**Data entries:**
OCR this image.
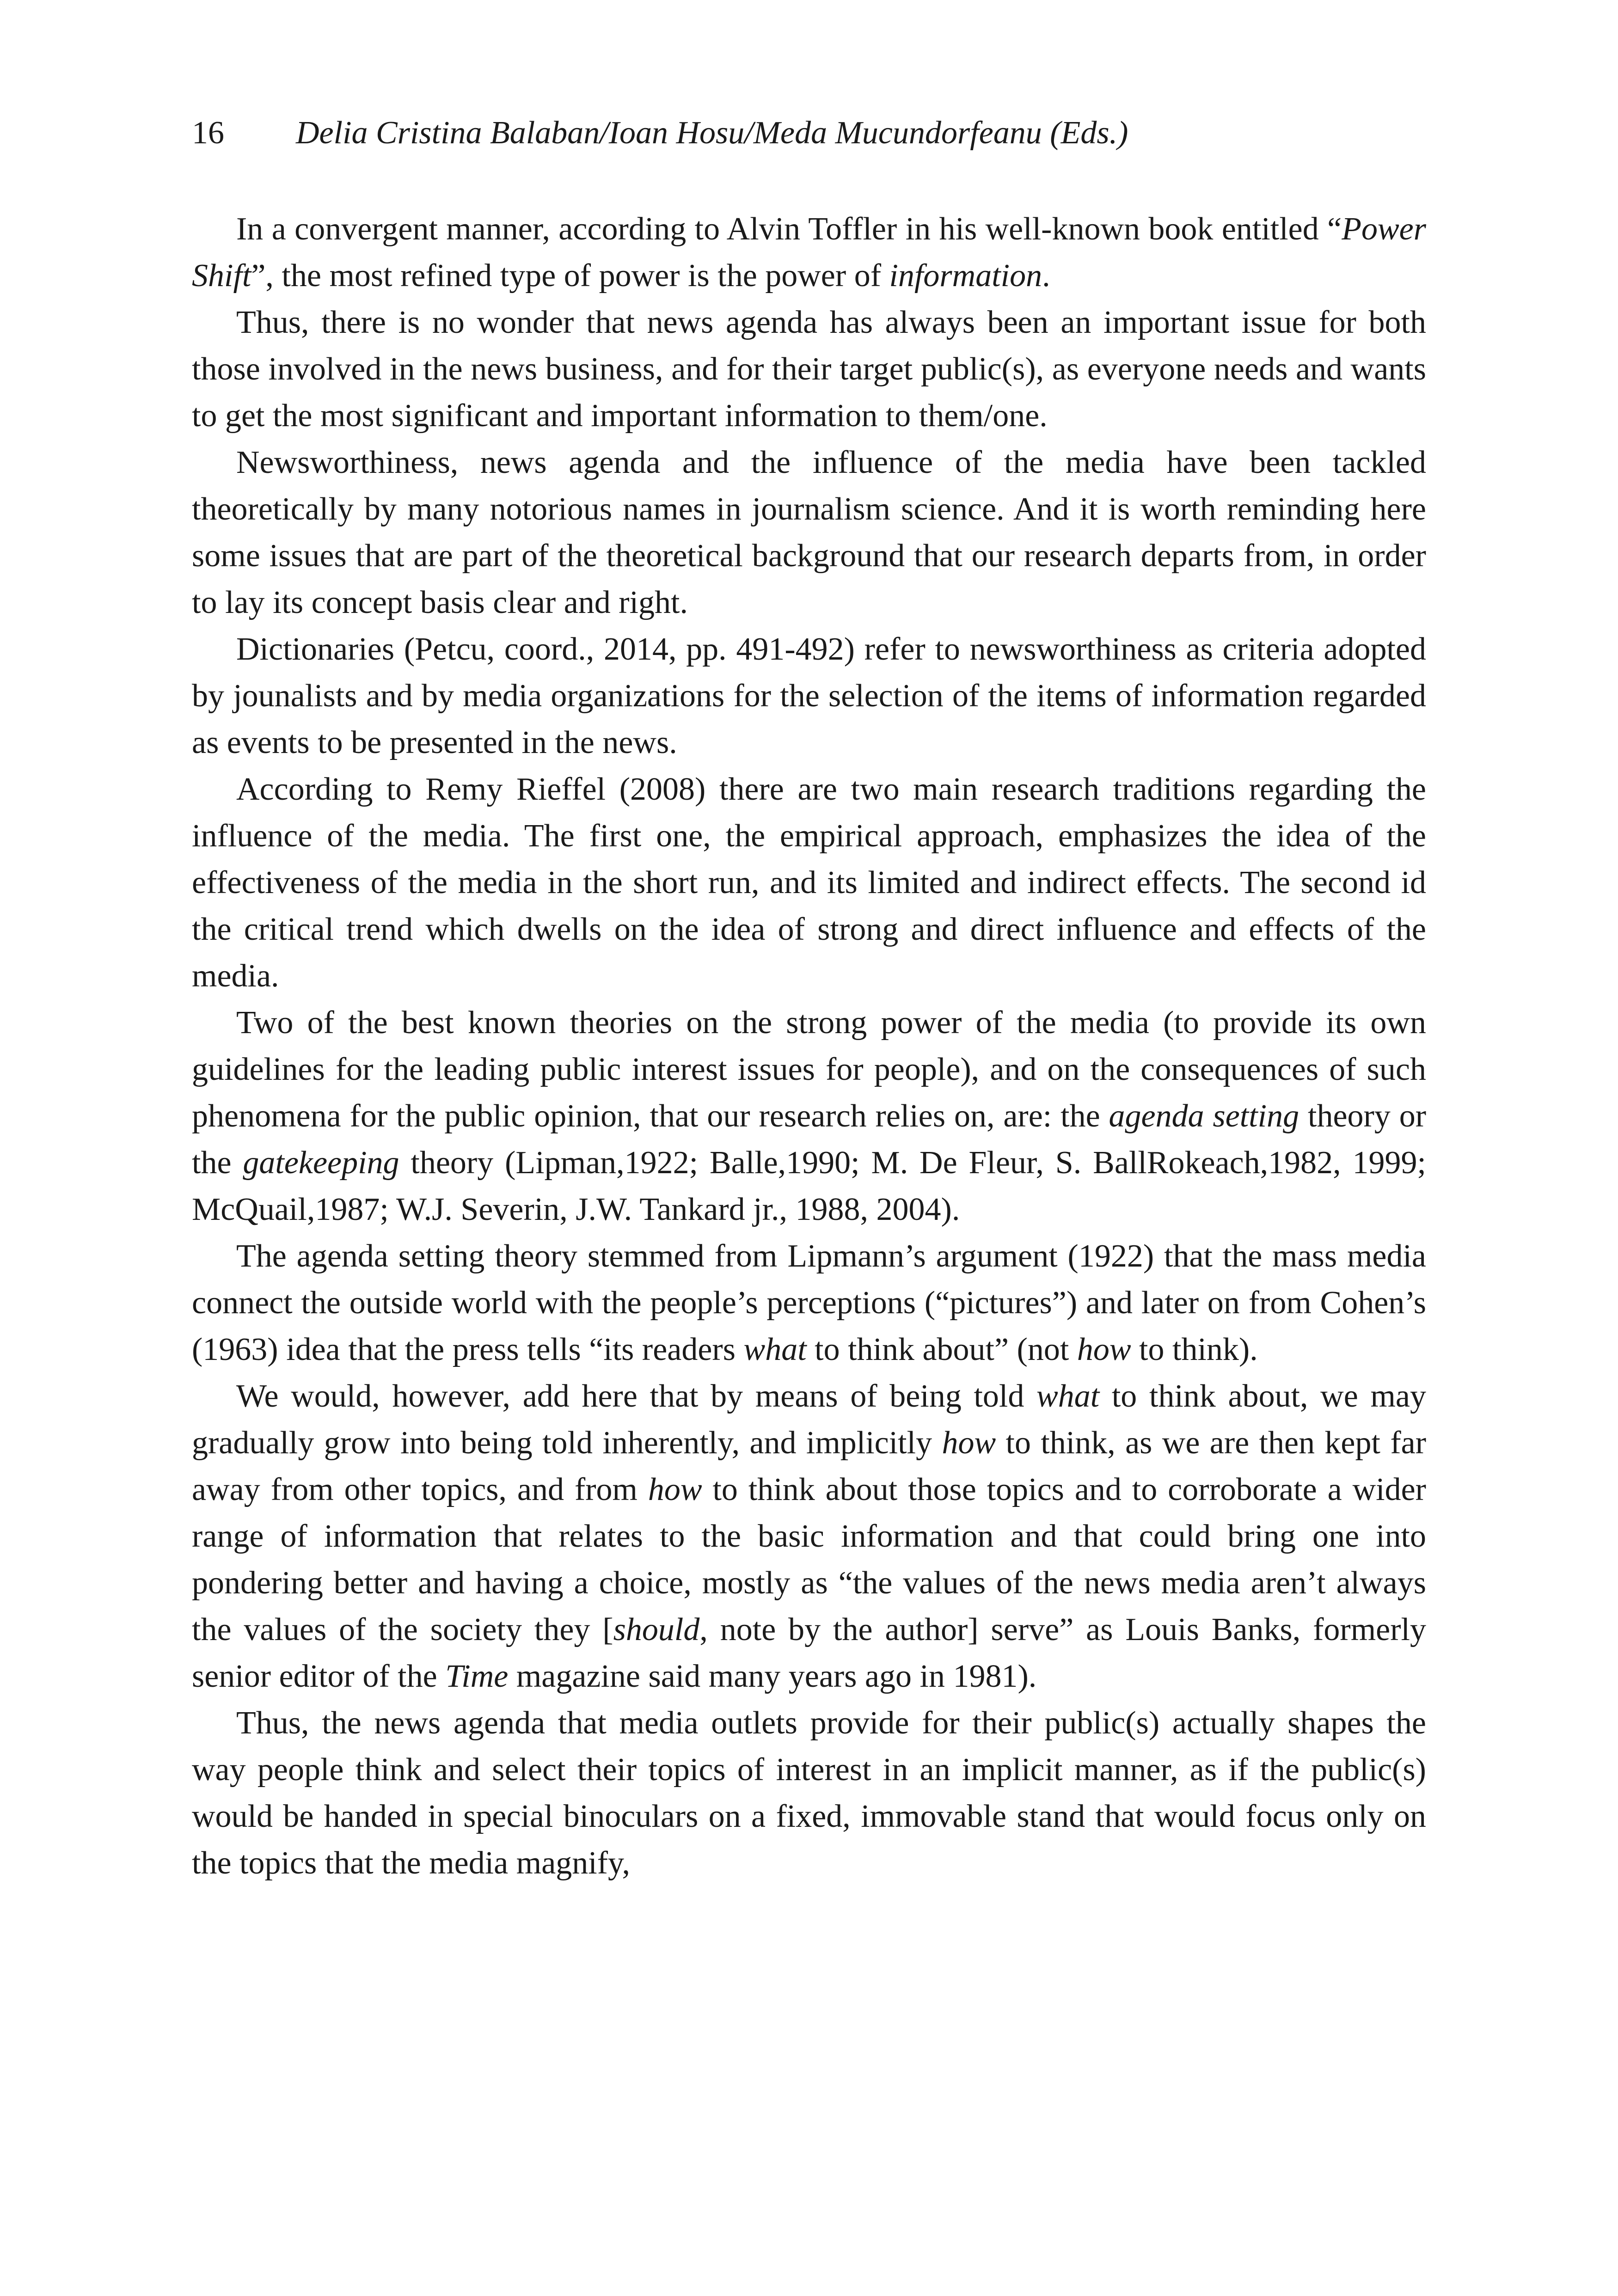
16 Delia Cristina Balaban/Ioan Hosu/Meda Mucundorfeanu (Eds.)

In a convergent manner, according to Alvin Toffler in his well-known book entitled “Power Shift”, the most refined type of power is the power of information.

Thus, there is no wonder that news agenda has always been an important issue for both those involved in the news business, and for their target public(s), as everyone needs and wants to get the most significant and important information to them/one.

Newsworthiness, news agenda and the influence of the media have been tackled theoretically by many notorious names in journalism science. And it is worth reminding here some issues that are part of the theoretical background that our research departs from, in order to lay its concept basis clear and right.

Dictionaries (Petcu, coord., 2014, pp. 491-492) refer to newsworthiness as criteria adopted by jounalists and by media organizations for the selection of the items of information regarded as events to be presented in the news.

According to Remy Rieffel (2008) there are two main research traditions regarding the influence of the media. The first one, the empirical approach, emphasizes the idea of the effectiveness of the media in the short run, and its limited and indirect effects. The second id the critical trend which dwells on the idea of strong and direct influence and effects of the media.

Two of the best known theories on the strong power of the media (to provide its own guidelines for the leading public interest issues for people), and on the consequences of such phenomena for the public opinion, that our research relies on, are: the agenda setting theory or the gatekeeping theory (Lipman,1922; Balle,1990; M. De Fleur, S. BallRokeach,1982, 1999; McQuail,1987; W.J. Severin, J.W. Tankard jr., 1988, 2004).

The agenda setting theory stemmed from Lipmann’s argument (1922) that the mass media connect the outside world with the people’s perceptions (“pictures”) and later on from Cohen’s (1963) idea that the press tells “its readers what to think about” (not how to think).

We would, however, add here that by means of being told what to think about, we may gradually grow into being told inherently, and implicitly how to think, as we are then kept far away from other topics, and from how to think about those topics and to corroborate a wider range of information that relates to the basic information and that could bring one into pondering better and having a choice, mostly as “the values of the news media aren’t always the values of the society they [should, note by the author] serve” as Louis Banks, formerly senior editor of the Time magazine said many years ago in 1981).

Thus, the news agenda that media outlets provide for their public(s) actually shapes the way people think and select their topics of interest in an implicit manner, as if the public(s) would be handed in special binoculars on a fixed, immovable stand that would focus only on the topics that the media magnify,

**Exercise brief:**
Pull out every line holding "manner" from the records above, and copy it.

**Exercise response:**
In a convergent manner, according to Alvin Toffler in his well-known book entitled “Power Shift”, the most refined type of power is the power of information.
Thus, the news agenda that media outlets provide for their public(s) actually shapes the way people think and select their topics of interest in an implicit manner, as if the public(s) would be handed in special binoculars on a fixed, immovable stand that would focus only on the topics that the media magnify,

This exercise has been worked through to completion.